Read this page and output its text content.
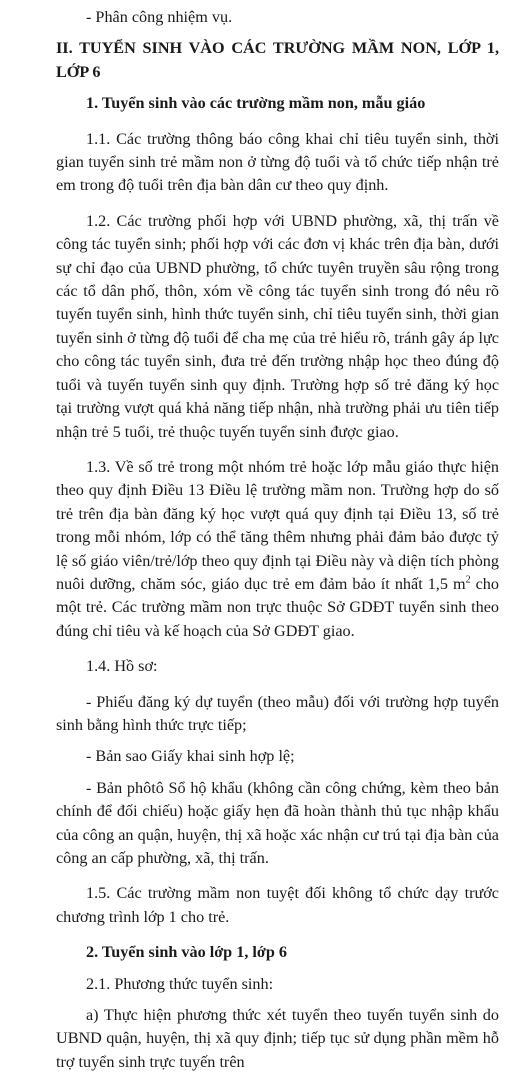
- Phân công nhiệm vụ.

II. TUYỂN SINH VÀO CÁC TRƯỜNG MẦM NON, LỚP 1, LỚP 6

1. Tuyển sinh vào các trường mầm non, mẫu giáo

1.1. Các trường thông báo công khai chỉ tiêu tuyển sinh, thời gian tuyển sinh trẻ mầm non ở từng độ tuổi và tổ chức tiếp nhận trẻ em trong độ tuổi trên địa bàn dân cư theo quy định.

1.2. Các trường phối hợp với UBND phường, xã, thị trấn về công tác tuyển sinh; phối hợp với các đơn vị khác trên địa bàn, dưới sự chỉ đạo của UBND phường, tổ chức tuyên truyền sâu rộng trong các tổ dân phố, thôn, xóm về công tác tuyển sinh trong đó nêu rõ tuyến tuyển sinh, hình thức tuyển sinh, chỉ tiêu tuyển sinh, thời gian tuyển sinh ở từng độ tuổi để cha mẹ của trẻ hiểu rõ, tránh gây áp lực cho công tác tuyển sinh, đưa trẻ đến trường nhập học theo đúng độ tuổi và tuyến tuyển sinh quy định. Trường hợp số trẻ đăng ký học tại trường vượt quá khả năng tiếp nhận, nhà trường phải ưu tiên tiếp nhận trẻ 5 tuổi, trẻ thuộc tuyến tuyển sinh được giao.

1.3. Về số trẻ trong một nhóm trẻ hoặc lớp mẫu giáo thực hiện theo quy định Điều 13 Điều lệ trường mầm non. Trường hợp do số trẻ trên địa bàn đăng ký học vượt quá quy định tại Điều 13, số trẻ trong mỗi nhóm, lớp có thể tăng thêm nhưng phải đảm bảo được tỷ lệ số giáo viên/trẻ/lớp theo quy định tại Điều này và diện tích phòng nuôi dưỡng, chăm sóc, giáo dục trẻ em đảm bảo ít nhất 1,5 $m^2$ cho một trẻ. Các trường mầm non trực thuộc Sở GDĐT tuyển sinh theo đúng chỉ tiêu và kế hoạch của Sở GDĐT giao.

1.4. Hồ sơ:

- Phiếu đăng ký dự tuyển (theo mẫu) đối với trường hợp tuyển sinh bằng hình thức trực tiếp;

- Bản sao Giấy khai sinh hợp lệ;

- Bản phôtô Sổ hộ khẩu (không cần công chứng, kèm theo bản chính để đối chiếu) hoặc giấy hẹn đã hoàn thành thủ tục nhập khẩu của công an quận, huyện, thị xã hoặc xác nhận cư trú tại địa bàn của công an cấp phường, xã, thị trấn.

1.5. Các trường mầm non tuyệt đối không tổ chức dạy trước chương trình lớp 1 cho trẻ.

2. Tuyển sinh vào lớp 1, lớp 6

2.1. Phương thức tuyển sinh:

a) Thực hiện phương thức xét tuyển theo tuyến tuyển sinh do UBND quận, huyện, thị xã quy định; tiếp tục sử dụng phần mềm hỗ trợ tuyển sinh trực tuyến trên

****************************************

◆ **Request**
Each line above is to be copied verbatim. Drop any image from the copy.

◆ **The output**
Read this page and output its text content.
- Phân công nhiệm vụ.

II. TUYỂN SINH VÀO CÁC TRƯỜNG MẦM NON, LỚP 1, LỚP 6

1. Tuyển sinh vào các trường mầm non, mẫu giáo

1.1. Các trường thông báo công khai chỉ tiêu tuyển sinh, thời gian tuyển sinh trẻ mầm non ở từng độ tuổi và tổ chức tiếp nhận trẻ em trong độ tuổi trên địa bàn dân cư theo quy định.

1.2. Các trường phối hợp với UBND phường, xã, thị trấn về công tác tuyển sinh; phối hợp với các đơn vị khác trên địa bàn, dưới sự chỉ đạo của UBND phường, tổ chức tuyên truyền sâu rộng trong các tổ dân phố, thôn, xóm về công tác tuyển sinh trong đó nêu rõ tuyến tuyển sinh, hình thức tuyển sinh, chỉ tiêu tuyển sinh, thời gian tuyển sinh ở từng độ tuổi để cha mẹ của trẻ hiểu rõ, tránh gây áp lực cho công tác tuyển sinh, đưa trẻ đến trường nhập học theo đúng độ tuổi và tuyến tuyển sinh quy định. Trường hợp số trẻ đăng ký học tại trường vượt quá khả năng tiếp nhận, nhà trường phải ưu tiên tiếp nhận trẻ 5 tuổi, trẻ thuộc tuyến tuyển sinh được giao.

1.3. Về số trẻ trong một nhóm trẻ hoặc lớp mẫu giáo thực hiện theo quy định Điều 13 Điều lệ trường mầm non. Trường hợp do số trẻ trên địa bàn đăng ký học vượt quá quy định tại Điều 13, số trẻ trong mỗi nhóm, lớp có thể tăng thêm nhưng phải đảm bảo được tỷ lệ số giáo viên/trẻ/lớp theo quy định tại Điều này và diện tích phòng nuôi dưỡng, chăm sóc, giáo dục trẻ em đảm bảo ít nhất 1,5 $m^2$ cho một trẻ. Các trường mầm non trực thuộc Sở GDĐT tuyển sinh theo đúng chỉ tiêu và kế hoạch của Sở GDĐT giao.

1.4. Hồ sơ:

- Phiếu đăng ký dự tuyển (theo mẫu) đối với trường hợp tuyển sinh bằng hình thức trực tiếp;

- Bản sao Giấy khai sinh hợp lệ;

- Bản phôtô Sổ hộ khẩu (không cần công chứng, kèm theo bản chính để đối chiếu) hoặc giấy hẹn đã hoàn thành thủ tục nhập khẩu của công an quận, huyện, thị xã hoặc xác nhận cư trú tại địa bàn của công an cấp phường, xã, thị trấn.

1.5. Các trường mầm non tuyệt đối không tổ chức dạy trước chương trình lớp 1 cho trẻ.

2. Tuyển sinh vào lớp 1, lớp 6

2.1. Phương thức tuyển sinh:

a) Thực hiện phương thức xét tuyển theo tuyến tuyển sinh do UBND quận, huyện, thị xã quy định; tiếp tục sử dụng phần mềm hỗ trợ tuyển sinh trực tuyến trên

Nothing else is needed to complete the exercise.